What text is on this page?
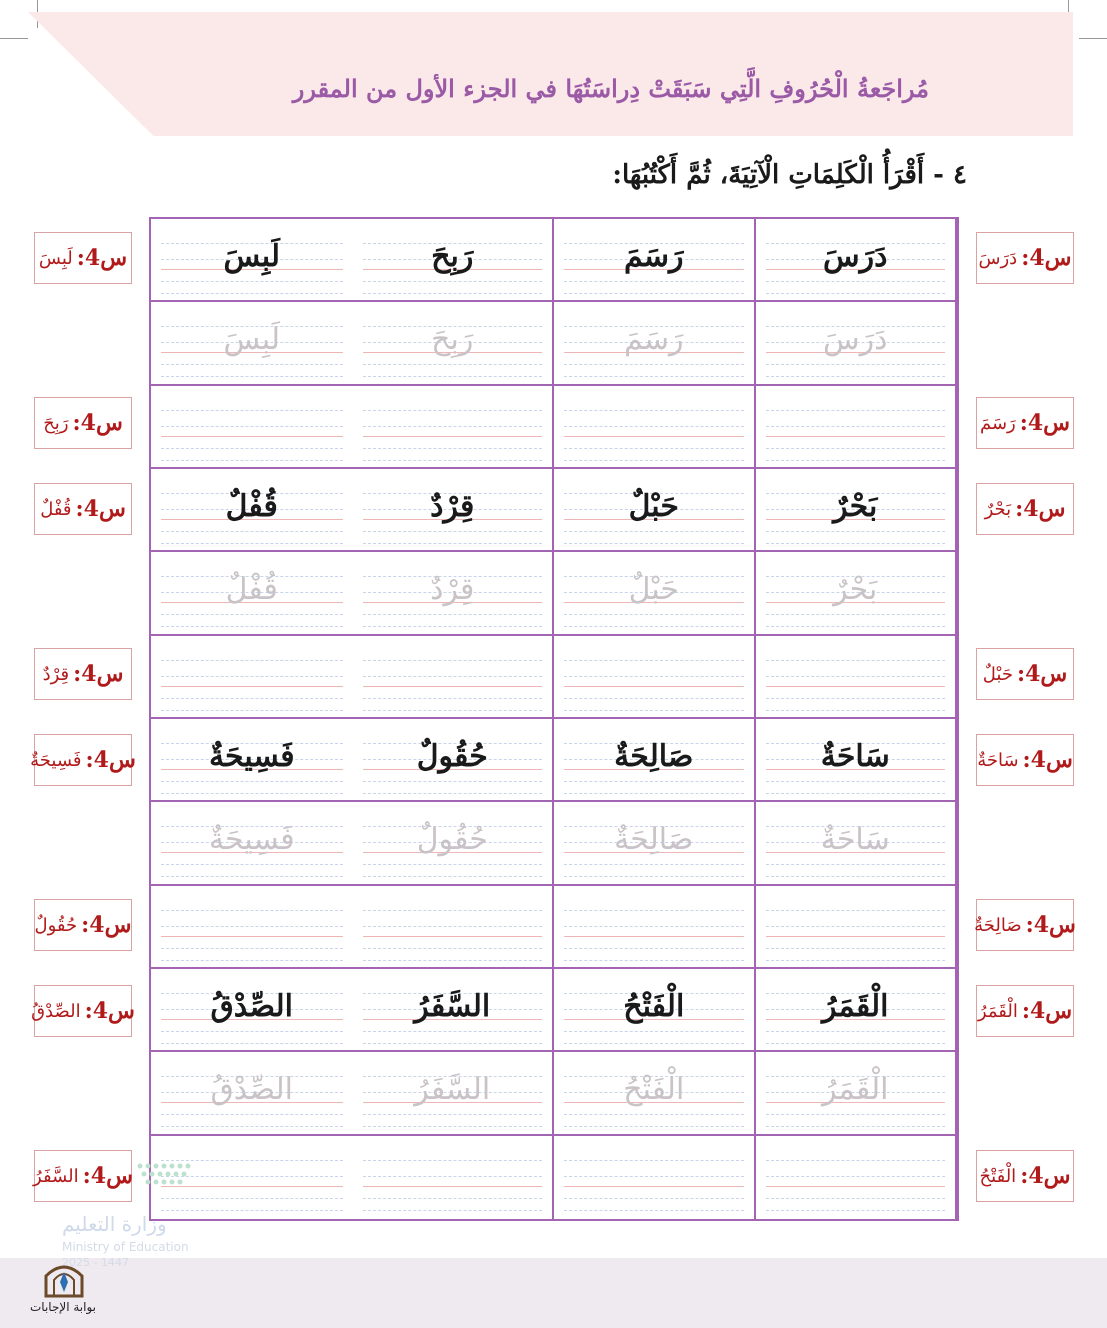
مُراجَعةُ الْحُرُوفِ الَّتِي سَبَقَتْ دِراسَتُهَا في الجزء الأول من المقرر
٤ - أَقْرَأُ الْكَلِمَاتِ الْآتِيَةَ، ثُمَّ أَكْتُبُهَا:
دَرَسَ
رَسَمَ
رَبِحَ
لَبِسَ
دَرَسَ
رَسَمَ
رَبِحَ
لَبِسَ
بَحْرٌ
حَبْلٌ
قِرْدٌ
قُفْلٌ
بَحْرٌ
حَبْلٌ
قِرْدٌ
قُفْلٌ
سَاحَةٌ
صَالِحَةٌ
حُقُولٌ
فَسِيحَةٌ
سَاحَةٌ
صَالِحَةٌ
حُقُولٌ
فَسِيحَةٌ
الْقَمَرُ
الْفَتْحُ
السَّفَرُ
الصِّدْقُ
الْقَمَرُ
الْفَتْحُ
السَّفَرُ
الصِّدْقُ
س4:
دَرَسَ
س4:
رَسَمَ
س4:
بَحْرٌ
س4:
حَبْلٌ
س4:
سَاحَةٌ
س4:
صَالِحَةٌ
س4:
الْقَمَرُ
س4:
الْفَتْحُ
س4:
لَبِسَ
س4:
رَبِحَ
س4:
قُفْلٌ
س4:
قِرْدٌ
س4:
فَسِيحَةٌ
س4:
حُقُولٌ
س4:
الصِّدْقُ
س4:
السَّفَرُ
وزارة التعليم
Ministry of Education
2025 - 1447
بوابة الإجابات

━━━━━━

Exercise prompt – Copy each line above precisely, dropping the pictures.

Written response –
What text is on this page?
مُراجَعةُ الْحُرُوفِ الَّتِي سَبَقَتْ دِراسَتُهَا في الجزء الأول من المقرر
٤ - أَقْرَأُ الْكَلِمَاتِ الْآتِيَةَ، ثُمَّ أَكْتُبُهَا:
دَرَسَ
رَسَمَ
رَبِحَ
لَبِسَ
دَرَسَ
رَسَمَ
رَبِحَ
لَبِسَ
بَحْرٌ
حَبْلٌ
قِرْدٌ
قُفْلٌ
بَحْرٌ
حَبْلٌ
قِرْدٌ
قُفْلٌ
سَاحَةٌ
صَالِحَةٌ
حُقُولٌ
فَسِيحَةٌ
سَاحَةٌ
صَالِحَةٌ
حُقُولٌ
فَسِيحَةٌ
الْقَمَرُ
الْفَتْحُ
السَّفَرُ
الصِّدْقُ
الْقَمَرُ
الْفَتْحُ
السَّفَرُ
الصِّدْقُ
س4:
دَرَسَ
س4:
رَسَمَ
س4:
بَحْرٌ
س4:
حَبْلٌ
س4:
سَاحَةٌ
س4:
صَالِحَةٌ
س4:
الْقَمَرُ
س4:
الْفَتْحُ
س4:
لَبِسَ
س4:
رَبِحَ
س4:
قُفْلٌ
س4:
قِرْدٌ
س4:
فَسِيحَةٌ
س4:
حُقُولٌ
س4:
الصِّدْقُ
س4:
السَّفَرُ
وزارة التعليم
Ministry of Education
2025 - 1447
بوابة الإجابات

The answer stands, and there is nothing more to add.